▶ **AIM**: For each line below that contains the string "Поляна", copy that line.

Dataset items
↓

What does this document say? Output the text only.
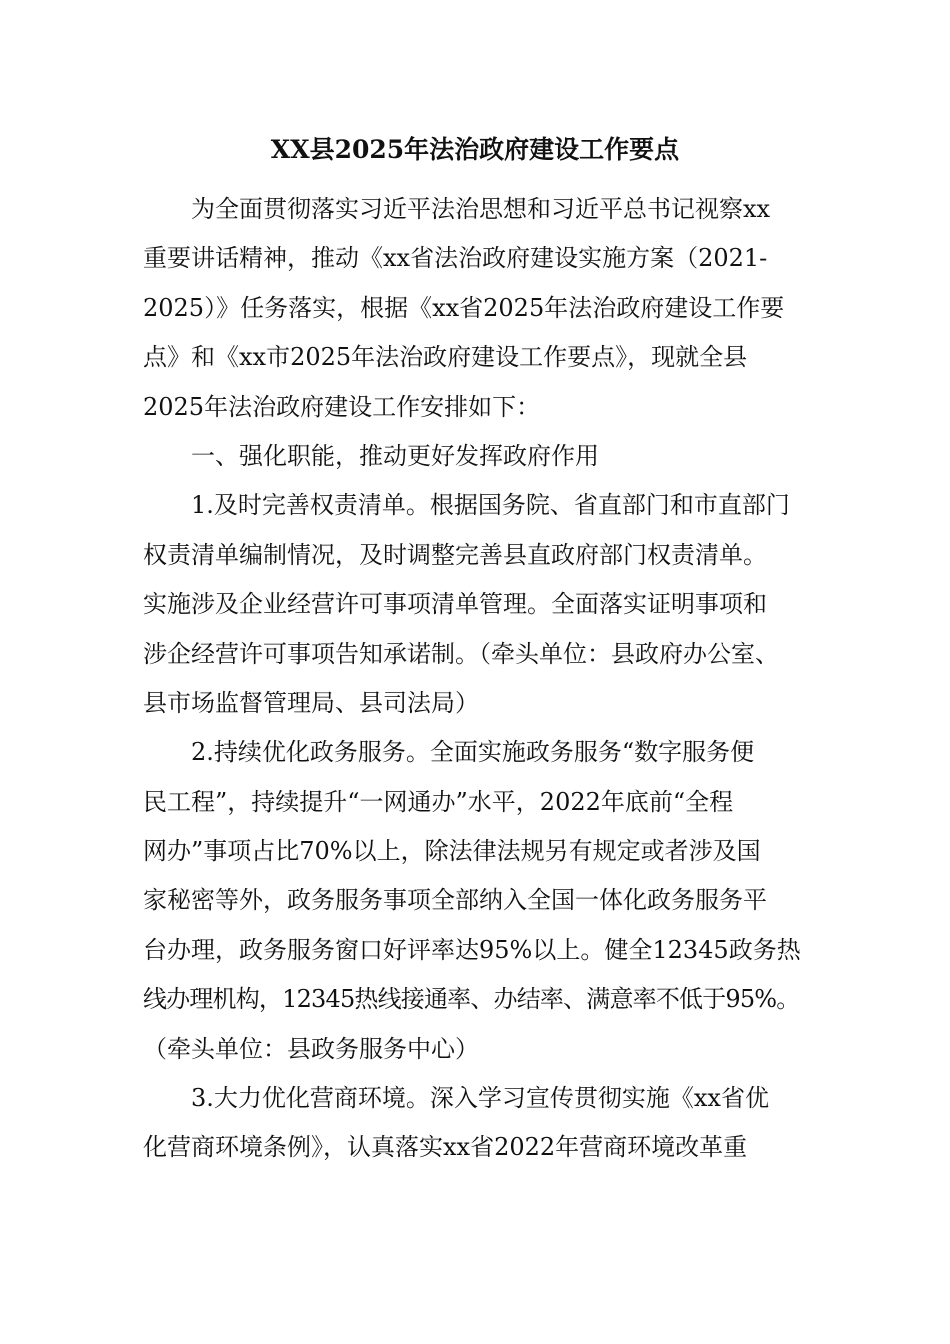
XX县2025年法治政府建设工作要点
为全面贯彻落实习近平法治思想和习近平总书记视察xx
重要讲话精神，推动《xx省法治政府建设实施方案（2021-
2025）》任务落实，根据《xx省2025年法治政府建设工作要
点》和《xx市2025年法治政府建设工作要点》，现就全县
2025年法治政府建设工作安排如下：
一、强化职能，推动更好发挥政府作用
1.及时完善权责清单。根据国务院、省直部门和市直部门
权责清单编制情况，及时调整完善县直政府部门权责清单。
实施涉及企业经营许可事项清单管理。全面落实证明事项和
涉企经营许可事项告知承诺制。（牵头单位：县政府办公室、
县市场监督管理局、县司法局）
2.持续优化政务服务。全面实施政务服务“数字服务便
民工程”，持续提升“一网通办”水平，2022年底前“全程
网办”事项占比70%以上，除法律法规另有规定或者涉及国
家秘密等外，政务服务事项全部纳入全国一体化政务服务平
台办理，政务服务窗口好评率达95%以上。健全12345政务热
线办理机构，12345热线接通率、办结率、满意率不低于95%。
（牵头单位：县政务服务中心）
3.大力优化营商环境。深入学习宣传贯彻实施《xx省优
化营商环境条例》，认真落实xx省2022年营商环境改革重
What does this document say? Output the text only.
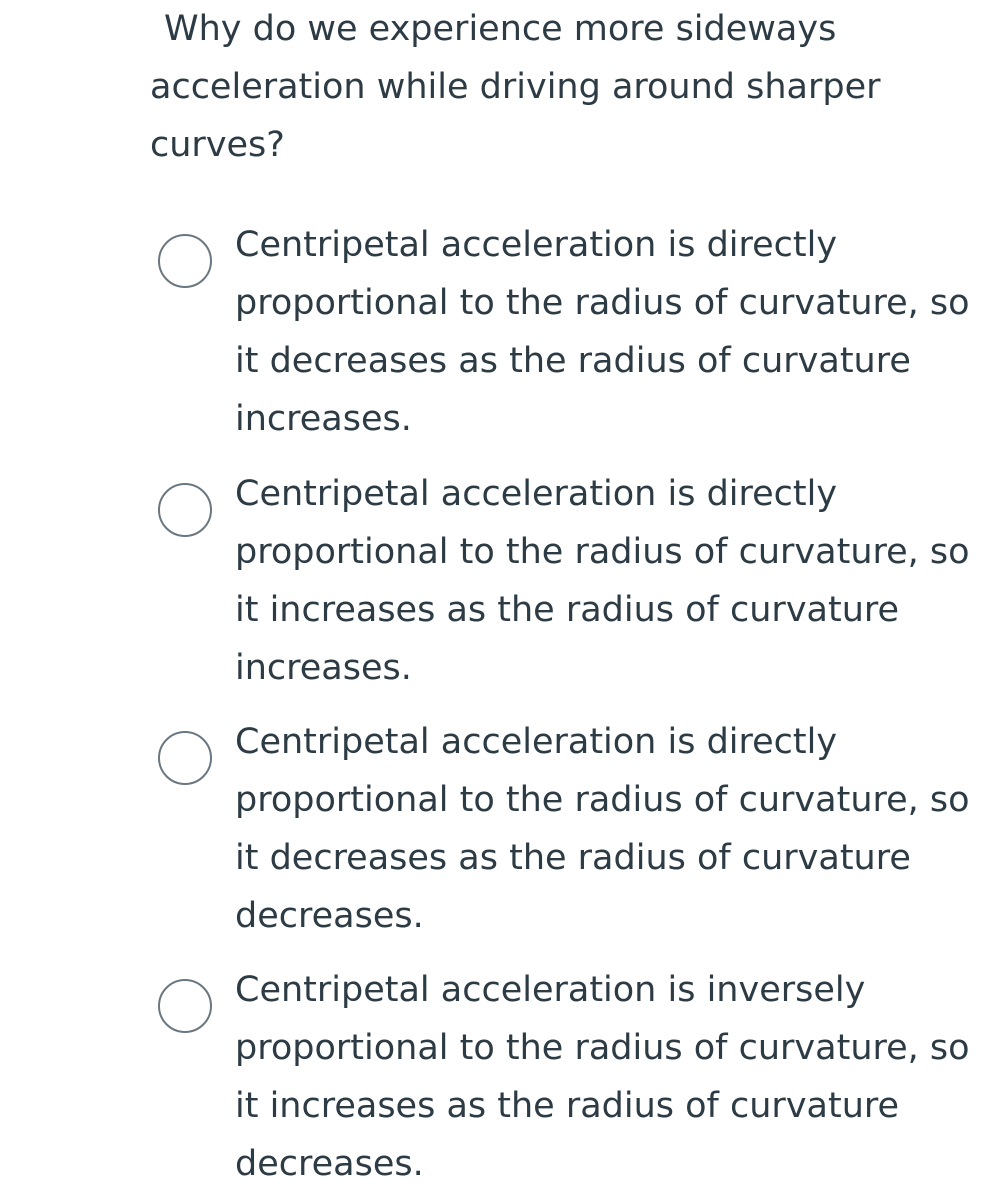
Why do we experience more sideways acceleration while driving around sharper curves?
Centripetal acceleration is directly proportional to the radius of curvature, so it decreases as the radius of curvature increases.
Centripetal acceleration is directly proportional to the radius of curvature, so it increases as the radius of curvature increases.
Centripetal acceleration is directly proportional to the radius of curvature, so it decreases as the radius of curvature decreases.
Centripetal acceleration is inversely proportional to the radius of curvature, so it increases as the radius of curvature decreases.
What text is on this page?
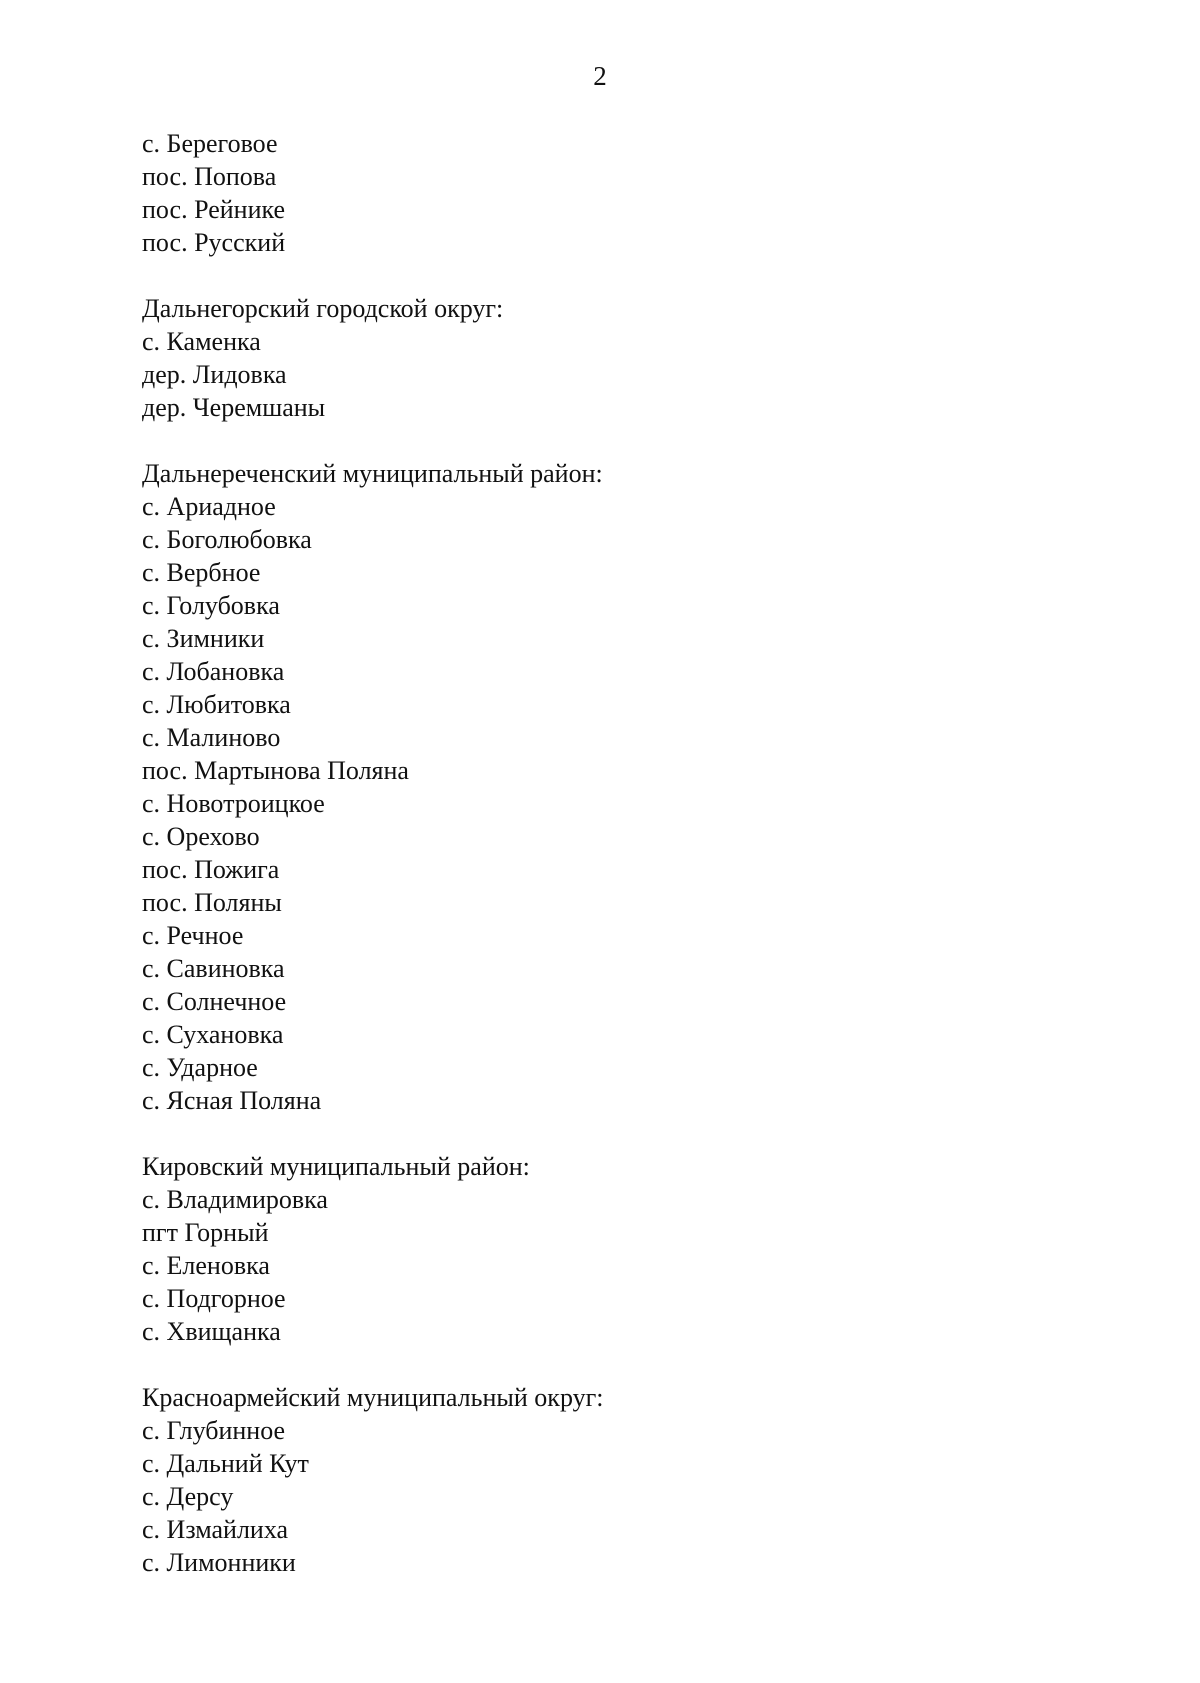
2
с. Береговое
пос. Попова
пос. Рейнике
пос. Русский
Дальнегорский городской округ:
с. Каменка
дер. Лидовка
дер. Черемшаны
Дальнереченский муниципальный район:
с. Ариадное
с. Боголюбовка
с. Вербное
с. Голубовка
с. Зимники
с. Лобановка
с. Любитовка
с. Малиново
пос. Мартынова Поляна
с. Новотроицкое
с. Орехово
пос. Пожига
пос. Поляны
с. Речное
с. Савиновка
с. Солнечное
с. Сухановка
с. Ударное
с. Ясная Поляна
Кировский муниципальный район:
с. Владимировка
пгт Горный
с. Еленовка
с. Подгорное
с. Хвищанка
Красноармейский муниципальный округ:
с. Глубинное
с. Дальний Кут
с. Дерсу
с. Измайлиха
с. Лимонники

↑

▶ **OUTPUT**:
пос. Мартынова Поляна
с. Ясная Поляна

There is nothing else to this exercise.